Rows from a dataset:
— BEGIN —
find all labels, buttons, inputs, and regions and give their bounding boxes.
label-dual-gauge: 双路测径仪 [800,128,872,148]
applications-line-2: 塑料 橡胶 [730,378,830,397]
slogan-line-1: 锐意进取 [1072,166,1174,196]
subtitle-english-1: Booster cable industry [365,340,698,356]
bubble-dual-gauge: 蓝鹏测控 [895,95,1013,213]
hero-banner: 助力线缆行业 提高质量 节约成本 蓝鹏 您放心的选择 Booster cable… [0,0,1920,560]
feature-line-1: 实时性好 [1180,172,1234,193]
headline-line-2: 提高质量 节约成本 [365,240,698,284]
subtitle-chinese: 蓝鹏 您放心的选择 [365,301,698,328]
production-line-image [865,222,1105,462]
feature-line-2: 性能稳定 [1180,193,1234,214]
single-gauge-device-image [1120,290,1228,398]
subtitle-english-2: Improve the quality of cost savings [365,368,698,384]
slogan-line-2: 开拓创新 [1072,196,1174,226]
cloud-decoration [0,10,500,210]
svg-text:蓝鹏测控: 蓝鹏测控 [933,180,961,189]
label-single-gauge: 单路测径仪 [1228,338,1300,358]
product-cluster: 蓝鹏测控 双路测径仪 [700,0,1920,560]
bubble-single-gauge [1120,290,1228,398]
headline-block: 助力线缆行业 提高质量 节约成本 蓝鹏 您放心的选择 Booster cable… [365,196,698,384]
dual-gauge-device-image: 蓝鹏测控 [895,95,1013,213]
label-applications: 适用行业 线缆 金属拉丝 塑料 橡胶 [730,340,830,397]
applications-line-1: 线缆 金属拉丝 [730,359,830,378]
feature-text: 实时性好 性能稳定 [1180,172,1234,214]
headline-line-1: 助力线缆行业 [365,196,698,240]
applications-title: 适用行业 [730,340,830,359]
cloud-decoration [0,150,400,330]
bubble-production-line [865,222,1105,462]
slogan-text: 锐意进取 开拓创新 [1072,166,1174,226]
— END —
— BEGIN —
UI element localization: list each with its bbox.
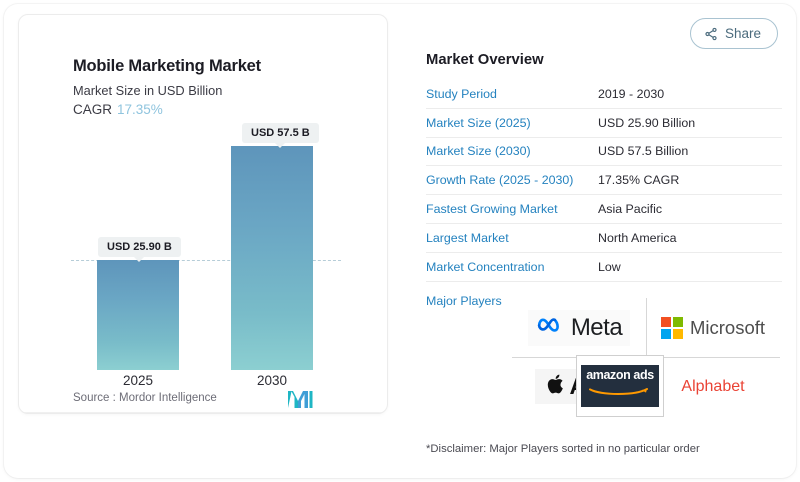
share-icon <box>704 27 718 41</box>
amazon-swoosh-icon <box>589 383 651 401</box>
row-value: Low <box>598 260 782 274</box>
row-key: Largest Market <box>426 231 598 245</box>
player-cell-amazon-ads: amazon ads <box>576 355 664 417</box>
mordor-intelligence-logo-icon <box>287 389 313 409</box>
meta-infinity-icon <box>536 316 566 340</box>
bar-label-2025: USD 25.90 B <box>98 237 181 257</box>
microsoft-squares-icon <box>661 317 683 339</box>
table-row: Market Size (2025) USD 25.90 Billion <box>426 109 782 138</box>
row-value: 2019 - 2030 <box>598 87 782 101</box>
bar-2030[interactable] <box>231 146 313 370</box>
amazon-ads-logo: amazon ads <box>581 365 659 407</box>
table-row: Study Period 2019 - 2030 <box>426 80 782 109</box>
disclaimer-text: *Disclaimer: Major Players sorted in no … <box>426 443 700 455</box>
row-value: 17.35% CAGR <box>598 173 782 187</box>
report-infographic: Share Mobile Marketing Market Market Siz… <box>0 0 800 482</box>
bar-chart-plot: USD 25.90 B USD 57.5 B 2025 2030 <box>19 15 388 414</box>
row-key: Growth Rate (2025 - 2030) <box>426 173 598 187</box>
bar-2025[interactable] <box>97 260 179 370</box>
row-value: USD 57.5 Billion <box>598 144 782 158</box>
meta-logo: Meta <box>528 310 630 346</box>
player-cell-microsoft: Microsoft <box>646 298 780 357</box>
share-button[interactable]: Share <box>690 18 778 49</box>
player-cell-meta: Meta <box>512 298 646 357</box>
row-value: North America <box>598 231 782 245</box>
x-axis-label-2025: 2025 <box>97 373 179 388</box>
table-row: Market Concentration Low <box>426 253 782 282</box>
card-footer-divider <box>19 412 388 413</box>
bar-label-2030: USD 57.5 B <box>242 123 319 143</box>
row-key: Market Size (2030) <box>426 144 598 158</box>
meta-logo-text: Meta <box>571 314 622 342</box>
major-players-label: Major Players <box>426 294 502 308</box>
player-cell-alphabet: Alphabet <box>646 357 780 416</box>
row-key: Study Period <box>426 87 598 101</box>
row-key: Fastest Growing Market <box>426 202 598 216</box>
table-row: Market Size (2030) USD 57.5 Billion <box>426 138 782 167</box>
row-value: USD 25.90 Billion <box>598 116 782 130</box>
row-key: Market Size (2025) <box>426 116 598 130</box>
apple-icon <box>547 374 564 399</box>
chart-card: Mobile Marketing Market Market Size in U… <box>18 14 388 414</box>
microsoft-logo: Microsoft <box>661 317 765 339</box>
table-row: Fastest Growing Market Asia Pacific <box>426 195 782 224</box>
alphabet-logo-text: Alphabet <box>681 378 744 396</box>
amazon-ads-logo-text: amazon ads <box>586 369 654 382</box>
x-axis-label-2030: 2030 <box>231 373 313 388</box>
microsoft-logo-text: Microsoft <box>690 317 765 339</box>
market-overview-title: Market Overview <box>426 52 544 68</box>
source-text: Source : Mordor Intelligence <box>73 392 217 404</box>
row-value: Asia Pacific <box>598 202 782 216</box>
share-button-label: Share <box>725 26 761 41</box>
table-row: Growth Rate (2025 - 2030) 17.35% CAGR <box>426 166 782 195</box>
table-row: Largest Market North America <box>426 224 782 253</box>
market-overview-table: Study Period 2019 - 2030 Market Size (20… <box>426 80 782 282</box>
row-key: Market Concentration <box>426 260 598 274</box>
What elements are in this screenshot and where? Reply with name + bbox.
— END —
• Goal of the exercise: Copy these lines exactly, beginning at the line that contains "share-icon <box>704 27 718 41</box>" and stopping after the line that contains "mordor-intelligence-logo-icon <box>287 389".

• Task response:
share-icon <box>704 27 718 41</box>
amazon-swoosh-icon <box>589 383 651 401</box>
row-value: Low <box>598 260 782 274</box>
row-key: Largest Market <box>426 231 598 245</box>
player-cell-amazon-ads: amazon ads <box>576 355 664 417</box>
mordor-intelligence-logo-icon <box>287 389 313 409</box>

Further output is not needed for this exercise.